__作業内容__. 行の先頭から「candle-body bbox=[1766, 277, 1779, 289]」を含む行までを、両端の行も含め、一字一句変えずに返してください。
═══ データ行一覧 ═══
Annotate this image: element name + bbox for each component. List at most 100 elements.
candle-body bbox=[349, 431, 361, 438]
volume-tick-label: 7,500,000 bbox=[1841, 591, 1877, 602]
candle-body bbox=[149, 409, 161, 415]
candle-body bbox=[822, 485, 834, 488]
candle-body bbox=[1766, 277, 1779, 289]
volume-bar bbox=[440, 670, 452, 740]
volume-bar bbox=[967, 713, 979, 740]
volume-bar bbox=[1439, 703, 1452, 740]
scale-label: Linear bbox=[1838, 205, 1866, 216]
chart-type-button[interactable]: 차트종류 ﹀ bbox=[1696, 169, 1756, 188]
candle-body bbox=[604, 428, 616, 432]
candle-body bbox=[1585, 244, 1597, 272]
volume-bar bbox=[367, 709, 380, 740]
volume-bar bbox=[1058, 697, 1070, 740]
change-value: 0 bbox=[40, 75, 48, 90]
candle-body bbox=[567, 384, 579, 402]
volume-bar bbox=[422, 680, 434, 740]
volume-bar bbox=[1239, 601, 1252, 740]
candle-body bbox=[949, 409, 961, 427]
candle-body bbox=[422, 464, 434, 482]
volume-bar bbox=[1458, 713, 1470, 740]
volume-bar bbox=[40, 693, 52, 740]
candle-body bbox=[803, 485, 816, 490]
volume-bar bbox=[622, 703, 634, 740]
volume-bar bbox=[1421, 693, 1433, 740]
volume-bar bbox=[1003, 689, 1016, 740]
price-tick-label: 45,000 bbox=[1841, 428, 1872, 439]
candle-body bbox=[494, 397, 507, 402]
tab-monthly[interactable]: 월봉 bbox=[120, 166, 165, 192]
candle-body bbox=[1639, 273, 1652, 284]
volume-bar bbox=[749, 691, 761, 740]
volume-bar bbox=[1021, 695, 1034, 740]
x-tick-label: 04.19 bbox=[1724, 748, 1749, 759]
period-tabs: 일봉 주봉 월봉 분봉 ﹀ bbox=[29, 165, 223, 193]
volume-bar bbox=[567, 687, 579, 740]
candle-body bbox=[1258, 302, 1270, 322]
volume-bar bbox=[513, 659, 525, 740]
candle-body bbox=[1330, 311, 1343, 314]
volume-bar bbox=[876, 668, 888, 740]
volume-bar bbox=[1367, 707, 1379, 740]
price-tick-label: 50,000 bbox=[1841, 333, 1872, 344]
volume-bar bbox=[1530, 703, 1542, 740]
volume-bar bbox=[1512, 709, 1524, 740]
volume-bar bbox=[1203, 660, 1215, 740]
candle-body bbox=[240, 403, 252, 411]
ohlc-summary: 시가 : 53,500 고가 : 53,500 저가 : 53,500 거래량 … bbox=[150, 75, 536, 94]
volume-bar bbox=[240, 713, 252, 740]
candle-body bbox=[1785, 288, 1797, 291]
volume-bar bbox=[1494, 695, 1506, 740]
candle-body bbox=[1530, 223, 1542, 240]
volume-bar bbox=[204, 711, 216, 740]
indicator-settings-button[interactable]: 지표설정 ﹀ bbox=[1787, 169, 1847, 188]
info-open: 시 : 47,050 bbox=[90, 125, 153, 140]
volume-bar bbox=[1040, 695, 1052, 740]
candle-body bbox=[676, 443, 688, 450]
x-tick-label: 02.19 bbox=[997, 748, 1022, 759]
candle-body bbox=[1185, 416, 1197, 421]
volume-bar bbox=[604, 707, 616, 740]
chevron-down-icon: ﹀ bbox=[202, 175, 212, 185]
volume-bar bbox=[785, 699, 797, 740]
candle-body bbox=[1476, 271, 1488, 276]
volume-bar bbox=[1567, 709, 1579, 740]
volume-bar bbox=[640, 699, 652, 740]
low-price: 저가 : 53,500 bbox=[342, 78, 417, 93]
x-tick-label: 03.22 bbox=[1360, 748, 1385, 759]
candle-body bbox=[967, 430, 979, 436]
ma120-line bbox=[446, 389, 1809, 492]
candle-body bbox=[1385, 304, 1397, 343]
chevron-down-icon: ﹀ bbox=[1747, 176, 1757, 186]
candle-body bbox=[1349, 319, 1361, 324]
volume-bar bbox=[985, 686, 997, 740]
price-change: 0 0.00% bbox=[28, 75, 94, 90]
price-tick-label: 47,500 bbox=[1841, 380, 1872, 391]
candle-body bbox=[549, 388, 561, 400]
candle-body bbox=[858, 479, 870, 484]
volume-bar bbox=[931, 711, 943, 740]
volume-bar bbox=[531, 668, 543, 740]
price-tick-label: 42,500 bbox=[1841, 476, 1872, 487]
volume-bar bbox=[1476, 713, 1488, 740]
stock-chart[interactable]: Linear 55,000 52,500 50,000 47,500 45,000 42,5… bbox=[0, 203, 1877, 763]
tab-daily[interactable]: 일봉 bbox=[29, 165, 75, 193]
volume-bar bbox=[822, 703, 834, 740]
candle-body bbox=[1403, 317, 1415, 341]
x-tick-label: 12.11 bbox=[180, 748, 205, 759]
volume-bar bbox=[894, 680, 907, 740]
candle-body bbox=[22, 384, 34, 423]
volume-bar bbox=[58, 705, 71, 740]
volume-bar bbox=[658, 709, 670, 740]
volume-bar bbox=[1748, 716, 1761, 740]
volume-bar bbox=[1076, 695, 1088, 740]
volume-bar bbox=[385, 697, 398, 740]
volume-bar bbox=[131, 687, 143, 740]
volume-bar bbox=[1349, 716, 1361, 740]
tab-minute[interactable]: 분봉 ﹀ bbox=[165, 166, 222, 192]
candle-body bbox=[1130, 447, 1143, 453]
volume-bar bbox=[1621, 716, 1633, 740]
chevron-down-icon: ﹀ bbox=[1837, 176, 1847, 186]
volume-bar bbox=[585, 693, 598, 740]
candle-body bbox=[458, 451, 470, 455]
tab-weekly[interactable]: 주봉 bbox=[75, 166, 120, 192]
═══
__結果__.
Annotate this image: element name + bbox for each component. List at most 100 elements.
candle-body bbox=[349, 431, 361, 438]
volume-tick-label: 7,500,000 bbox=[1841, 591, 1877, 602]
candle-body bbox=[149, 409, 161, 415]
candle-body bbox=[822, 485, 834, 488]
candle-body bbox=[1766, 277, 1779, 289]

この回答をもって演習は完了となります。